OBJECTIVE >> Copy all records verbatim.

INFORMATION SHOWN >>

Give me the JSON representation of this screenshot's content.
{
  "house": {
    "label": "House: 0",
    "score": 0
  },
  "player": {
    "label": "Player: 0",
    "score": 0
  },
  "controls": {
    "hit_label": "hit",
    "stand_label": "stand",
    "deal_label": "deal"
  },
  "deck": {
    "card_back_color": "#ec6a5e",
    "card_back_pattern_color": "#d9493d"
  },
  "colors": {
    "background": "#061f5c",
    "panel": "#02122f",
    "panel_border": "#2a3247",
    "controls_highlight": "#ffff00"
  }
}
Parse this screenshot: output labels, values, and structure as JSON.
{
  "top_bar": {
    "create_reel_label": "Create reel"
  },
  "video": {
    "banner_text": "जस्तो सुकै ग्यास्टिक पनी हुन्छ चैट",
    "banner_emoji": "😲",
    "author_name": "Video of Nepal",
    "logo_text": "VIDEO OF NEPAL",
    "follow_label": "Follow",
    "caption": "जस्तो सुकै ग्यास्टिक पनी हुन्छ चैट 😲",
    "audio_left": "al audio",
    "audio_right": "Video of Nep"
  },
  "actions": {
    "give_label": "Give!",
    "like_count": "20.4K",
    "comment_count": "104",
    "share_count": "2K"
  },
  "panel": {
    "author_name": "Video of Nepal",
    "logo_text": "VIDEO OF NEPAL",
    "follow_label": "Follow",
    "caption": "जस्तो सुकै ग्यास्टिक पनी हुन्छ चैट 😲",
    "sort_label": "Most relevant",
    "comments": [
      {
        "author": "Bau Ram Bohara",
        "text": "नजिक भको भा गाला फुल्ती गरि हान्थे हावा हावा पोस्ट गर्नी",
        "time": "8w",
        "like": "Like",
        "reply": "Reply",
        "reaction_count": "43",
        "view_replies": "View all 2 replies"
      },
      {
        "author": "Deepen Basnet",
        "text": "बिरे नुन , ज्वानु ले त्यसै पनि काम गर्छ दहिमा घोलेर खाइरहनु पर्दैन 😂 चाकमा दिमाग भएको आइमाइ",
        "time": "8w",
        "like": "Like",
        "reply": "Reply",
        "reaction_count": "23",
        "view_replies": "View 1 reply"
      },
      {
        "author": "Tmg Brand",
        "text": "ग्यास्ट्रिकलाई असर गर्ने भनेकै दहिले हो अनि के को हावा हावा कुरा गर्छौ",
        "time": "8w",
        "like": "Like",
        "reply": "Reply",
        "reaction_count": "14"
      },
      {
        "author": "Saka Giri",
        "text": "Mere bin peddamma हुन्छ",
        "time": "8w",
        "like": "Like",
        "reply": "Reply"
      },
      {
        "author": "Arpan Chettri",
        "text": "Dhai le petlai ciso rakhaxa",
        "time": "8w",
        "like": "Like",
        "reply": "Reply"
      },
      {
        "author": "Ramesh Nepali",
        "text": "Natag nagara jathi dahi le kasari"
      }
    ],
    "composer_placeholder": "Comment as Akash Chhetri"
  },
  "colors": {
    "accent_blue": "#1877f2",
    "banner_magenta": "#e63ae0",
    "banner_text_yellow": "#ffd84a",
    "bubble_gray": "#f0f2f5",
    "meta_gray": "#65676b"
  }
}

COMPLETE RESPONSE >>
Give me the JSON representation of this screenshot's content.
{
  "house": {
    "label": "House: 0",
    "score": 0
  },
  "player": {
    "label": "Player: 0",
    "score": 0
  },
  "controls": {
    "hit_label": "hit",
    "stand_label": "stand",
    "deal_label": "deal"
  },
  "deck": {
    "card_back_color": "#ec6a5e",
    "card_back_pattern_color": "#d9493d"
  },
  "colors": {
    "background": "#061f5c",
    "panel": "#02122f",
    "panel_border": "#2a3247",
    "controls_highlight": "#ffff00"
  }
}
Parse this screenshot: output labels, values, and structure as JSON.
{
  "top_bar": {
    "create_reel_label": "Create reel"
  },
  "video": {
    "banner_text": "जस्तो सुकै ग्यास्टिक पनी हुन्छ चैट",
    "banner_emoji": "😲",
    "author_name": "Video of Nepal",
    "logo_text": "VIDEO OF NEPAL",
    "follow_label": "Follow",
    "caption": "जस्तो सुकै ग्यास्टिक पनी हुन्छ चैट 😲",
    "audio_left": "al audio",
    "audio_right": "Video of Nep"
  },
  "actions": {
    "give_label": "Give!",
    "like_count": "20.4K",
    "comment_count": "104",
    "share_count": "2K"
  },
  "panel": {
    "author_name": "Video of Nepal",
    "logo_text": "VIDEO OF NEPAL",
    "follow_label": "Follow",
    "caption": "जस्तो सुकै ग्यास्टिक पनी हुन्छ चैट 😲",
    "sort_label": "Most relevant",
    "comments": [
      {
        "author": "Bau Ram Bohara",
        "text": "नजिक भको भा गाला फुल्ती गरि हान्थे हावा हावा पोस्ट गर्नी",
        "time": "8w",
        "like": "Like",
        "reply": "Reply",
        "reaction_count": "43",
        "view_replies": "View all 2 replies"
      },
      {
        "author": "Deepen Basnet",
        "text": "बिरे नुन , ज्वानु ले त्यसै पनि काम गर्छ दहिमा घोलेर खाइरहनु पर्दैन 😂 चाकमा दिमाग भएको आइमाइ",
        "time": "8w",
        "like": "Like",
        "reply": "Reply",
        "reaction_count": "23",
        "view_replies": "View 1 reply"
      },
      {
        "author": "Tmg Brand",
        "text": "ग्यास्ट्रिकलाई असर गर्ने भनेकै दहिले हो अनि के को हावा हावा कुरा गर्छौ",
        "time": "8w",
        "like": "Like",
        "reply": "Reply",
        "reaction_count": "14"
      },
      {
        "author": "Saka Giri",
        "text": "Mere bin peddamma हुन्छ",
        "time": "8w",
        "like": "Like",
        "reply": "Reply"
      },
      {
        "author": "Arpan Chettri",
        "text": "Dhai le petlai ciso rakhaxa",
        "time": "8w",
        "like": "Like",
        "reply": "Reply"
      },
      {
        "author": "Ramesh Nepali",
        "text": "Natag nagara jathi dahi le kasari"
      }
    ],
    "composer_placeholder": "Comment as Akash Chhetri"
  },
  "colors": {
    "accent_blue": "#1877f2",
    "banner_magenta": "#e63ae0",
    "banner_text_yellow": "#ffd84a",
    "bubble_gray": "#f0f2f5",
    "meta_gray": "#65676b"
  }
}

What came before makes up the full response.